» Exercise instructions: Copy every line of the following data that includes the string "name".

[Data records]
::::

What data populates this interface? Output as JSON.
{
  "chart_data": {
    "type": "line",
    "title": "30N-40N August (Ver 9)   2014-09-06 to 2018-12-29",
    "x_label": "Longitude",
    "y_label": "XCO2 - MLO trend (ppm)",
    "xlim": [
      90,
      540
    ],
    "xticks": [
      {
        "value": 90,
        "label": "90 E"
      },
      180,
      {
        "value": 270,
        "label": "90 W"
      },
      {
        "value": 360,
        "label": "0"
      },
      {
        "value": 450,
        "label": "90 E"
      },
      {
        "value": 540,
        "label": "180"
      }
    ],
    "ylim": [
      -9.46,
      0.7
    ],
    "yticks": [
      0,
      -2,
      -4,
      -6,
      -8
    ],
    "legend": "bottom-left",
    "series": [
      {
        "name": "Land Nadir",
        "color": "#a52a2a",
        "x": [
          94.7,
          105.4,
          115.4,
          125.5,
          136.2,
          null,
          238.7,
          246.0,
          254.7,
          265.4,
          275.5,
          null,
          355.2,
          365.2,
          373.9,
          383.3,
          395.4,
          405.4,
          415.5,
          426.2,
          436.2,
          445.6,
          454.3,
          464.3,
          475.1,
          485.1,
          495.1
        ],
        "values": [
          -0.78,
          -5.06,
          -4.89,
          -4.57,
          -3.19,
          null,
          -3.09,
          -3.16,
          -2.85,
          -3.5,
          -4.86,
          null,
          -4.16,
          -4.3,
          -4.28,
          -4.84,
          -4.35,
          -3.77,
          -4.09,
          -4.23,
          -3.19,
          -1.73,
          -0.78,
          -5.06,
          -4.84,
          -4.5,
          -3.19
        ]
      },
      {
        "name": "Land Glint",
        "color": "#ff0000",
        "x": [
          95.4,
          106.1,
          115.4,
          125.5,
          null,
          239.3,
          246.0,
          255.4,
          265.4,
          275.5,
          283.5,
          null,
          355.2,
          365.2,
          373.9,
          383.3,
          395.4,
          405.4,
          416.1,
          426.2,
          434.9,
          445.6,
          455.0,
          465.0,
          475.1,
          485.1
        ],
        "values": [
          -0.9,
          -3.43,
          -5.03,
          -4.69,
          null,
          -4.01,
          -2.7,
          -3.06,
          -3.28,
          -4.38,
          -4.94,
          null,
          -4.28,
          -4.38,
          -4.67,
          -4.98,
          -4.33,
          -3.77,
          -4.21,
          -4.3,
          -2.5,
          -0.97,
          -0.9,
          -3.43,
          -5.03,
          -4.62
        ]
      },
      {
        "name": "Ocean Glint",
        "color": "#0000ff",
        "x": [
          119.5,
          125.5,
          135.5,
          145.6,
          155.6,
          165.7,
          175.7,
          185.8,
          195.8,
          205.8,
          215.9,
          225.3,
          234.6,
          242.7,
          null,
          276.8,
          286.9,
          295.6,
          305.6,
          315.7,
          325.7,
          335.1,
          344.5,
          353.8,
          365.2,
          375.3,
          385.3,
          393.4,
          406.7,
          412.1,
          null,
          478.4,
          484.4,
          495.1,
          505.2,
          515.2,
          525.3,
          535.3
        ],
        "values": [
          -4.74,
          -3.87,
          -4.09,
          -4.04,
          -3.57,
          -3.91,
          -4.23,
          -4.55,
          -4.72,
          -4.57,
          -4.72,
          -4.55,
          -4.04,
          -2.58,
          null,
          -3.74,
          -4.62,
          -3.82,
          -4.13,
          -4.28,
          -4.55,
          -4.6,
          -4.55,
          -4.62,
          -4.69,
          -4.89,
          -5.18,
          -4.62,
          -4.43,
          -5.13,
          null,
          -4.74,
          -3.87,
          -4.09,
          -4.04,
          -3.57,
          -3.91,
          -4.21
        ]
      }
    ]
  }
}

::::

» Result of this exercise:
        "name": "Land Nadir",
        "name": "Land Glint",
        "name": "Ocean Glint",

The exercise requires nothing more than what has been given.